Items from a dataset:
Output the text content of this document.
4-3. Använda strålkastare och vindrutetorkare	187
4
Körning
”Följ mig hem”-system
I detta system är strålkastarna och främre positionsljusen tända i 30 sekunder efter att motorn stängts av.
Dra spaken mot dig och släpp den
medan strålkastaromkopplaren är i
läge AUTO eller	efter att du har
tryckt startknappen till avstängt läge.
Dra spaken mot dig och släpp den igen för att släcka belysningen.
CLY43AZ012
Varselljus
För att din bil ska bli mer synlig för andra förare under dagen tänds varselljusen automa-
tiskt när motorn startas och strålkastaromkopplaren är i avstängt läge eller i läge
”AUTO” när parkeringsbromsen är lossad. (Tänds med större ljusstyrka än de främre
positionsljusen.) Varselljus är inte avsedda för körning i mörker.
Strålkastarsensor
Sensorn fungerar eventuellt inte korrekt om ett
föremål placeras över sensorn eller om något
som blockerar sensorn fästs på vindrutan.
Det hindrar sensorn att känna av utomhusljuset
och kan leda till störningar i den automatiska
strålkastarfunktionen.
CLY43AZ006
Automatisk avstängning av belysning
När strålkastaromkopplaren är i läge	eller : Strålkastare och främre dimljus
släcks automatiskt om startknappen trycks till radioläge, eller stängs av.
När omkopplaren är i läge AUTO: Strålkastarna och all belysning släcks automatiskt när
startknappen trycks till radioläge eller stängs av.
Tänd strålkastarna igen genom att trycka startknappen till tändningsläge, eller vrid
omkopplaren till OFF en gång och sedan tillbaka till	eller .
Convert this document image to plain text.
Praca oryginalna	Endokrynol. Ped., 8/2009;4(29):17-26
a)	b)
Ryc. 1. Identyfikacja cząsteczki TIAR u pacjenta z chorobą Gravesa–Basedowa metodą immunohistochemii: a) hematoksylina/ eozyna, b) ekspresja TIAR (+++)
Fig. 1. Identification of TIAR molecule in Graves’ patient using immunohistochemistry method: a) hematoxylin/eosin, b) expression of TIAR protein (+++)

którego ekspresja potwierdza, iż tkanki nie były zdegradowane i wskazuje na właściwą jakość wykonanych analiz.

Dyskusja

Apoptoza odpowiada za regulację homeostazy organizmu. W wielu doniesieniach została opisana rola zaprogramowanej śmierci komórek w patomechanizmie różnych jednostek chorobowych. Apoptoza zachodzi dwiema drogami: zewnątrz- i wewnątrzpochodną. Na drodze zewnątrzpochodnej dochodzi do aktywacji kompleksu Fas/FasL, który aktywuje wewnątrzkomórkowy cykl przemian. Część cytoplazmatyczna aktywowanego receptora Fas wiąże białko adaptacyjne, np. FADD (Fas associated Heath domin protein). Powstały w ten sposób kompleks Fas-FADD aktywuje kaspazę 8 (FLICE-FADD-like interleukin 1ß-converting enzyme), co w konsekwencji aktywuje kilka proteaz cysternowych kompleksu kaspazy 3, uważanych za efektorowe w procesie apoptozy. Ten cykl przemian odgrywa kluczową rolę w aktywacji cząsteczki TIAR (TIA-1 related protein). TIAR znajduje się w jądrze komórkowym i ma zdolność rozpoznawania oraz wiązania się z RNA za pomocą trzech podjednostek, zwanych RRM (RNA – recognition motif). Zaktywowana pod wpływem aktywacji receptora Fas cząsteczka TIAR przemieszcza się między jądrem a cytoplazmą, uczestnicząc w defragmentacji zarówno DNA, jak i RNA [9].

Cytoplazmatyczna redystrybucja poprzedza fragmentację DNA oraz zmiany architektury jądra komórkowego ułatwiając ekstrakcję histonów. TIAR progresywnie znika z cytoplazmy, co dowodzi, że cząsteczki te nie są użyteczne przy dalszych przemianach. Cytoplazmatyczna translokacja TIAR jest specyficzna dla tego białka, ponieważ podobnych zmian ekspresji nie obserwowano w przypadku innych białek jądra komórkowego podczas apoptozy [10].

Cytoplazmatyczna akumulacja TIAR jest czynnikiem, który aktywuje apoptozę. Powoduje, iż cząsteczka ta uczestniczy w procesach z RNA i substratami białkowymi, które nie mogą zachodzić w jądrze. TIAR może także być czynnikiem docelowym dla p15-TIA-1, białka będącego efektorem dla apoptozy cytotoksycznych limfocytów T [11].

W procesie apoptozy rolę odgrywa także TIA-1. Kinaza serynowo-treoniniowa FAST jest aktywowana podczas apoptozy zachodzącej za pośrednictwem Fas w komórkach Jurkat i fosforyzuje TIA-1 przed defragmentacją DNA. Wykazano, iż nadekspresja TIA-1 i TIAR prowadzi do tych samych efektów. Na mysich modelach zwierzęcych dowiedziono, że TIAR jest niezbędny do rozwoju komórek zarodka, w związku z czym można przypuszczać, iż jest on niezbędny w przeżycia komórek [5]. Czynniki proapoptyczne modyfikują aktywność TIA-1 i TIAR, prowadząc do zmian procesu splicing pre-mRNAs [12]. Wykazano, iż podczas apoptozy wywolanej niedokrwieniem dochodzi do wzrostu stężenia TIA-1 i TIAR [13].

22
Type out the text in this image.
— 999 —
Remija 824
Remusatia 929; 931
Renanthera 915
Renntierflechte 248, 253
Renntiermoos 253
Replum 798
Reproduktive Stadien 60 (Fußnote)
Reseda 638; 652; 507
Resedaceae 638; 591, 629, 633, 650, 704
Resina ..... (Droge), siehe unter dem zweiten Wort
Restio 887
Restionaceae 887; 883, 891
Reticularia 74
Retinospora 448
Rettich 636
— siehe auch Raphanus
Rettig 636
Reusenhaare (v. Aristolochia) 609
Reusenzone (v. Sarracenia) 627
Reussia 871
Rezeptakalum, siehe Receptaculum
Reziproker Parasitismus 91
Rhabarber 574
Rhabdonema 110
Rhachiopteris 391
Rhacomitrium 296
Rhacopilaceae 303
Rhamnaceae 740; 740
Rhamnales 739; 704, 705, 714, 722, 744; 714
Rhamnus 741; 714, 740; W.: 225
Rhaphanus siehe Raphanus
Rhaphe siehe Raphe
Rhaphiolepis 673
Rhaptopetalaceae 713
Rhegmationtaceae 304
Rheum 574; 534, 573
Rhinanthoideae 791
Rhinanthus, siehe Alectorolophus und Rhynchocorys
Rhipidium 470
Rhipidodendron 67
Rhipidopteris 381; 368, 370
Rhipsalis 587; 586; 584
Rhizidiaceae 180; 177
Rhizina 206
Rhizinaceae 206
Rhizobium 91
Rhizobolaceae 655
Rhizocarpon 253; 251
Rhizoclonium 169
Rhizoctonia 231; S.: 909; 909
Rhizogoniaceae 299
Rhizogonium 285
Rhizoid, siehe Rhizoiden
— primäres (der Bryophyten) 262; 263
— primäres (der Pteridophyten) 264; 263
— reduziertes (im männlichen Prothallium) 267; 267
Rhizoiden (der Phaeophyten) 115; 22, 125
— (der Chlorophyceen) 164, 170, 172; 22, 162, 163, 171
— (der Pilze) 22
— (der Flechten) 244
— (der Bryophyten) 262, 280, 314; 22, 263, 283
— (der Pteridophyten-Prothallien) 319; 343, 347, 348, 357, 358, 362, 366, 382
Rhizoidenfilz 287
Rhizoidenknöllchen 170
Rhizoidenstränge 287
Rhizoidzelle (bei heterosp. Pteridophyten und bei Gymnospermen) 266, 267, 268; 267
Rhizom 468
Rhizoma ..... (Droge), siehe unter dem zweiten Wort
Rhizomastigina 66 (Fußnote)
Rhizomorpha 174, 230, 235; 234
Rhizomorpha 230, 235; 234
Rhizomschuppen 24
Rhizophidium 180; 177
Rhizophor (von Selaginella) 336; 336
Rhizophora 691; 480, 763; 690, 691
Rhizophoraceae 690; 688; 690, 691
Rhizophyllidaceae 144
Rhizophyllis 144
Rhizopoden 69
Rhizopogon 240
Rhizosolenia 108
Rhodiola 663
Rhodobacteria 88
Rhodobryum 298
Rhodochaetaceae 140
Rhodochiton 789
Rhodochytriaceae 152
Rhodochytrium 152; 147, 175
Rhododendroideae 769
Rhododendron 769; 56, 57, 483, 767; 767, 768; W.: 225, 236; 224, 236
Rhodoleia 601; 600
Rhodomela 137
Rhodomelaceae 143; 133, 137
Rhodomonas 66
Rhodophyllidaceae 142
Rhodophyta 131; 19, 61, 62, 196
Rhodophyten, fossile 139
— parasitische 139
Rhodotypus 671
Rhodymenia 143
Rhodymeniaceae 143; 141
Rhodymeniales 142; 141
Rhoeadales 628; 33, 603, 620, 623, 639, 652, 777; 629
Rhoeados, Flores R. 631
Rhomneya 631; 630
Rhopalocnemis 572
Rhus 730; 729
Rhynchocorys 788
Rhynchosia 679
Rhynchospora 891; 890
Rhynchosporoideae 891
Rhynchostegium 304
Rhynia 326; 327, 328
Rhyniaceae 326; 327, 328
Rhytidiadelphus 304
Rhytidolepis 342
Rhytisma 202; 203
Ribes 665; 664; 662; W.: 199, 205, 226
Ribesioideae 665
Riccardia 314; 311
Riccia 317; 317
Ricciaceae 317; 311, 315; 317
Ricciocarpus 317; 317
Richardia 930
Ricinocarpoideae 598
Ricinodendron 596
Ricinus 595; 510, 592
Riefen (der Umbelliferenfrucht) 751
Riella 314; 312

#### [ABOUT THIS EXERCISE]
Only lines containing the word "primäres" matter here: count them in the entries and give the number, nothing else.

#### [ANSWER SPACE]
2